> [THE PROBLEM]
Return the lines word for word, beginning with the first one and ending with the line that contains "sunrise-text: Sunrise: 6:04 AM — [668, 455, 762, 469]". Include both of those lines.

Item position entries
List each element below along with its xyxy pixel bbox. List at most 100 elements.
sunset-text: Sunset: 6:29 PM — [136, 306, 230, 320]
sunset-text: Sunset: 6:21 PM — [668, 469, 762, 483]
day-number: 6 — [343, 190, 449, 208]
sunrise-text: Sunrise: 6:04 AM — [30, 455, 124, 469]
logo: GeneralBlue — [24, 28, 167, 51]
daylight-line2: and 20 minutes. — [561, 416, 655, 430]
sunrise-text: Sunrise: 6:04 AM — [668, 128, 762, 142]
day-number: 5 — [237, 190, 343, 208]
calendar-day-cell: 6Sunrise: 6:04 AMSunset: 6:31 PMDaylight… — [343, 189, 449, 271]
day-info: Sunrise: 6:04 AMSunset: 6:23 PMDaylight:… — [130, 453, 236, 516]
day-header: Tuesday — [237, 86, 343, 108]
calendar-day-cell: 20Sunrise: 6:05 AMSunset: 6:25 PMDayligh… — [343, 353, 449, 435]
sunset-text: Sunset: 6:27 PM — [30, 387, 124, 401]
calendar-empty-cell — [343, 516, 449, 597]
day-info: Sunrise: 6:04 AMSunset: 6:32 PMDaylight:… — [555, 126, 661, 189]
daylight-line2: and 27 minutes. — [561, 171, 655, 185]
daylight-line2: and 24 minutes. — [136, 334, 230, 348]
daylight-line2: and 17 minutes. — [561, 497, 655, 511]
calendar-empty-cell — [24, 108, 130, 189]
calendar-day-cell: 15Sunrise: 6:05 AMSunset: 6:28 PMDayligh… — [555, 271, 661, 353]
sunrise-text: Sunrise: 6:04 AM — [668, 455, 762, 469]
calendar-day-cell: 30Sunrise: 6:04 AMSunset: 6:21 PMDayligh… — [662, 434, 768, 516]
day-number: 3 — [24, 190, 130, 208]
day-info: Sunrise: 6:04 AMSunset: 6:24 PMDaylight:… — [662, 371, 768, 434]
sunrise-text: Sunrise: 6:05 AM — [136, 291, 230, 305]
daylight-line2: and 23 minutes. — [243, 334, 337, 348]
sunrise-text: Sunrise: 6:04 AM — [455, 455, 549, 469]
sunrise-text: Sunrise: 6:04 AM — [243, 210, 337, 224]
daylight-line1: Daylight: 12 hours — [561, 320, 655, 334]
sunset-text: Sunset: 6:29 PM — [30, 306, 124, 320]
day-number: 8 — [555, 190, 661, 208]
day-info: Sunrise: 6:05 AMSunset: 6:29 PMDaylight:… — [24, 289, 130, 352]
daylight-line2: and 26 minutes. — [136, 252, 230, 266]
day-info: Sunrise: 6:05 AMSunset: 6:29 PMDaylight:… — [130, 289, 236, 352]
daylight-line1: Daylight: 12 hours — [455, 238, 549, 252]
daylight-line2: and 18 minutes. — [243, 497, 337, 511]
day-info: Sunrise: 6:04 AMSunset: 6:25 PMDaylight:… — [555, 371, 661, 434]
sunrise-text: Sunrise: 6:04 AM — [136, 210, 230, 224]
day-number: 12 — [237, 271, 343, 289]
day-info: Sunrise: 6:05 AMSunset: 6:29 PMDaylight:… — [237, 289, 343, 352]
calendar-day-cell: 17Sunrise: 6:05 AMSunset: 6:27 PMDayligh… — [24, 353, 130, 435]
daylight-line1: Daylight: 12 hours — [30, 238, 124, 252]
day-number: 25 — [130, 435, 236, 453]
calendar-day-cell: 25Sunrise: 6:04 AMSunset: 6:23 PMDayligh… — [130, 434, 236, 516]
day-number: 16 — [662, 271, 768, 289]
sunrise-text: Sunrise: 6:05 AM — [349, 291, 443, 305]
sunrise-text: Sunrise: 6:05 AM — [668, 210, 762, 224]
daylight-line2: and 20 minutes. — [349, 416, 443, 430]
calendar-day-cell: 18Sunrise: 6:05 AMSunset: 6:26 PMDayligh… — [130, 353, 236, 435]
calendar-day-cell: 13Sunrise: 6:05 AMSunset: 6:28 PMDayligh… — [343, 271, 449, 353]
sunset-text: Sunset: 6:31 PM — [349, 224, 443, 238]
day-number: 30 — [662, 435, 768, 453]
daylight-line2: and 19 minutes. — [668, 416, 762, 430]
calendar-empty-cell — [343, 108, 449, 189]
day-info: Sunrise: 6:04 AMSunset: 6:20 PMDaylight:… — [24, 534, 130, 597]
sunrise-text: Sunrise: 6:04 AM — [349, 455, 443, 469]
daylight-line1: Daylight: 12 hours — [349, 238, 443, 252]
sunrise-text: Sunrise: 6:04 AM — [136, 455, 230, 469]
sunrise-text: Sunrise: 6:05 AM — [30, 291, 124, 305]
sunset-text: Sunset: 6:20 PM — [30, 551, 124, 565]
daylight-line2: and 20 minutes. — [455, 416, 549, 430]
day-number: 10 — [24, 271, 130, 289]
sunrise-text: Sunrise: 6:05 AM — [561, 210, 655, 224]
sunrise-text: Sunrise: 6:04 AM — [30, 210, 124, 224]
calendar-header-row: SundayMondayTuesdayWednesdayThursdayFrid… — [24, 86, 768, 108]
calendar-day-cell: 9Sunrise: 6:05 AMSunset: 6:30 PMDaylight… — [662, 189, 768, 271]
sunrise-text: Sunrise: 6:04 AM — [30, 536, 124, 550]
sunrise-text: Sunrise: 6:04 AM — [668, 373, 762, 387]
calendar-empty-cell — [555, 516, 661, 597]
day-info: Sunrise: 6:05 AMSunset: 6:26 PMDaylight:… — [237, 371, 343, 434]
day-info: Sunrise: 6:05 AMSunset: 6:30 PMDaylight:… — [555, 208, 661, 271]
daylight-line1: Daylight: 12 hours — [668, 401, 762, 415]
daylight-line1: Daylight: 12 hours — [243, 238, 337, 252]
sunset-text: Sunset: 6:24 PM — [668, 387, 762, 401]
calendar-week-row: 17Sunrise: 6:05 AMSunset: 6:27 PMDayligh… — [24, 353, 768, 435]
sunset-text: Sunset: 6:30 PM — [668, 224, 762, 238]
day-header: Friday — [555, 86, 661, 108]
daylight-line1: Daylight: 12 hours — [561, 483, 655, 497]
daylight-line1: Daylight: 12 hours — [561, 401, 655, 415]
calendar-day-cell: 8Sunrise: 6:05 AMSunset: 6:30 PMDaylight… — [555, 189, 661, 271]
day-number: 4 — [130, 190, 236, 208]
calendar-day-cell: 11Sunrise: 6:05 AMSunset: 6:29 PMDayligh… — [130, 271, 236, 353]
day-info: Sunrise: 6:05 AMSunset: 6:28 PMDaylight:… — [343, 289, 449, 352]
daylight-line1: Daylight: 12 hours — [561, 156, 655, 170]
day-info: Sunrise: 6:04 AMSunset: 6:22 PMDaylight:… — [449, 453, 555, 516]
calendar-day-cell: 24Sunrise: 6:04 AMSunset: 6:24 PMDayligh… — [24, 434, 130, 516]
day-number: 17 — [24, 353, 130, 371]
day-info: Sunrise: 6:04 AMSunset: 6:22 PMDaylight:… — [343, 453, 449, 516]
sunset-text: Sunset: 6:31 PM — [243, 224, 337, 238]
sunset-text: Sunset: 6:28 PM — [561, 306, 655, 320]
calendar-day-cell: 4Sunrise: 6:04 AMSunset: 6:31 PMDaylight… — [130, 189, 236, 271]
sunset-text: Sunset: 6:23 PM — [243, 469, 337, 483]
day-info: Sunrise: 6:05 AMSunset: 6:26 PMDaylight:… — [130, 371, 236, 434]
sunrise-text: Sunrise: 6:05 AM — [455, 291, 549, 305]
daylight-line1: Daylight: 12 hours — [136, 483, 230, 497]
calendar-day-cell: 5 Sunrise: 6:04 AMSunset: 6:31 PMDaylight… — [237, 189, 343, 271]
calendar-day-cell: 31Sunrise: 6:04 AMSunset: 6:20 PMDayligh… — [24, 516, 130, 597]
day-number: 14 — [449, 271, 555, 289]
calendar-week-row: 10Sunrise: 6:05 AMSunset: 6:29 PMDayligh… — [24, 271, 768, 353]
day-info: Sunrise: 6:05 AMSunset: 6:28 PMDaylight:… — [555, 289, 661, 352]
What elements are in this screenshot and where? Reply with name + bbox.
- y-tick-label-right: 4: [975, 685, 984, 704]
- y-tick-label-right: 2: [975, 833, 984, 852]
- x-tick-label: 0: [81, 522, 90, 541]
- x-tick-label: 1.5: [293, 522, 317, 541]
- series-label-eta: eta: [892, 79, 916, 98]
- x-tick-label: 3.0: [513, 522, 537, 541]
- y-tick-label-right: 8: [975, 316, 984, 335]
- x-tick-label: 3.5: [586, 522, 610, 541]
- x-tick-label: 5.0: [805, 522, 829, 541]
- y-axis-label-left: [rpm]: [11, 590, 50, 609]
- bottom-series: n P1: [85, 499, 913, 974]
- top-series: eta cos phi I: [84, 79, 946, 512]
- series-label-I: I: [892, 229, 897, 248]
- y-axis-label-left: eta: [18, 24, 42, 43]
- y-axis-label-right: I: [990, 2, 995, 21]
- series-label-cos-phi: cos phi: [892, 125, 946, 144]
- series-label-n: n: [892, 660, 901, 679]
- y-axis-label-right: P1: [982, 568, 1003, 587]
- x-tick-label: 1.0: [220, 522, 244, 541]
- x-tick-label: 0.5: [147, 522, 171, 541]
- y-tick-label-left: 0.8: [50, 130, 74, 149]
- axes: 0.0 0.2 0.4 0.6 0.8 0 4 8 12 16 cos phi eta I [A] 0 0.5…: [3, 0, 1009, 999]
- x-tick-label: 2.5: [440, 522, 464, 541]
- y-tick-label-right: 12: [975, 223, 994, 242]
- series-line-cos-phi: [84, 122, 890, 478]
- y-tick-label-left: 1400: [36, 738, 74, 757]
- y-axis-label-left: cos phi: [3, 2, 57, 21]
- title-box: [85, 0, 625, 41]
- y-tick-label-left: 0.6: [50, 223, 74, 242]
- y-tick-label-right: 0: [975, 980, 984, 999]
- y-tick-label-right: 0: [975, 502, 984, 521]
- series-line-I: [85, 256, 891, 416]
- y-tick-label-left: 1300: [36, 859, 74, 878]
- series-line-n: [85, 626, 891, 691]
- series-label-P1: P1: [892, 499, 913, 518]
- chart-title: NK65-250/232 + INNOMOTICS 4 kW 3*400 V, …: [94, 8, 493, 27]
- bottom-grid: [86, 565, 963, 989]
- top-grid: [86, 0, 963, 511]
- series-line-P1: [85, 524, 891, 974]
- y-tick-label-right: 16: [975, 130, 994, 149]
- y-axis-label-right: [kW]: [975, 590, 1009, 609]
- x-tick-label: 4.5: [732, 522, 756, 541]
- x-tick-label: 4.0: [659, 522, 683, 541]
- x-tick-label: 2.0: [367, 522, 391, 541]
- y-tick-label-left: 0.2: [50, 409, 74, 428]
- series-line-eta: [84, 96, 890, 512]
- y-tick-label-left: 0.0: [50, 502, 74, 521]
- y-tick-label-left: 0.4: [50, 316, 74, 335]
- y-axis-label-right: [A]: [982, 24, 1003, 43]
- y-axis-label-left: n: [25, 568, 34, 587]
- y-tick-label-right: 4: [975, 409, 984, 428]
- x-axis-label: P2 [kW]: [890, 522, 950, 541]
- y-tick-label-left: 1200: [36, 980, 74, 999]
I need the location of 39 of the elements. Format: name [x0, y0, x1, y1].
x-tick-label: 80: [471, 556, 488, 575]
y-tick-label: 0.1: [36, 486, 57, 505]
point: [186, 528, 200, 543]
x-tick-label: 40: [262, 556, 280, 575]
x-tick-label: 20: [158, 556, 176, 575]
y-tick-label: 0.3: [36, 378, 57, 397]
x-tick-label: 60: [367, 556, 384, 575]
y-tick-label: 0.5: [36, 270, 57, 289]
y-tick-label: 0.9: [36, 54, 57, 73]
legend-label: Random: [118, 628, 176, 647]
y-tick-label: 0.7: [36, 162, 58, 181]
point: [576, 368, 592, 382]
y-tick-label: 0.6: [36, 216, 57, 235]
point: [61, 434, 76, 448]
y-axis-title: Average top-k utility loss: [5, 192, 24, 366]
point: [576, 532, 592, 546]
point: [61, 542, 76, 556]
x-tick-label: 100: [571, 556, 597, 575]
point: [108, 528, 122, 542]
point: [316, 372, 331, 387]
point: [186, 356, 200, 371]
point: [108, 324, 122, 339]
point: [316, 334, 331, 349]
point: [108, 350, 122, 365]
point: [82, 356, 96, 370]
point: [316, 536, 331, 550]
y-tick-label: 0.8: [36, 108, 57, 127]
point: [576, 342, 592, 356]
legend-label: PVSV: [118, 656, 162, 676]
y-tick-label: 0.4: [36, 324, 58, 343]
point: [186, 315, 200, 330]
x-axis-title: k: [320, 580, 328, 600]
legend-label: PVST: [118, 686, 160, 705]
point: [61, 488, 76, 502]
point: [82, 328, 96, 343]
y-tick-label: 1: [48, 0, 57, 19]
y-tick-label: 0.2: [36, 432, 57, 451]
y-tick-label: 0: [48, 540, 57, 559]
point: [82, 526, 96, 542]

> [TASK RESULT]
List each element below along with its xyxy pixel bbox. List at most 100 elements.
sunset-text: Sunset: 6:29 PM — [136, 306, 230, 320]
sunset-text: Sunset: 6:21 PM — [668, 469, 762, 483]
day-number: 6 — [343, 190, 449, 208]
sunrise-text: Sunrise: 6:04 AM — [30, 455, 124, 469]
logo: GeneralBlue — [24, 28, 167, 51]
daylight-line2: and 20 minutes. — [561, 416, 655, 430]
sunrise-text: Sunrise: 6:04 AM — [668, 128, 762, 142]
day-number: 5 — [237, 190, 343, 208]
calendar-day-cell: 6Sunrise: 6:04 AMSunset: 6:31 PMDaylight… — [343, 189, 449, 271]
day-info: Sunrise: 6:04 AMSunset: 6:23 PMDaylight:… — [130, 453, 236, 516]
day-header: Tuesday — [237, 86, 343, 108]
calendar-day-cell: 20Sunrise: 6:05 AMSunset: 6:25 PMDayligh… — [343, 353, 449, 435]
sunset-text: Sunset: 6:27 PM — [30, 387, 124, 401]
calendar-empty-cell — [343, 516, 449, 597]
day-info: Sunrise: 6:04 AMSunset: 6:32 PMDaylight:… — [555, 126, 661, 189]
daylight-line2: and 27 minutes. — [561, 171, 655, 185]
daylight-line2: and 24 minutes. — [136, 334, 230, 348]
daylight-line2: and 17 minutes. — [561, 497, 655, 511]
calendar-empty-cell — [24, 108, 130, 189]
calendar-day-cell: 15Sunrise: 6:05 AMSunset: 6:28 PMDayligh… — [555, 271, 661, 353]
sunrise-text: Sunrise: 6:04 AM — [668, 455, 762, 469]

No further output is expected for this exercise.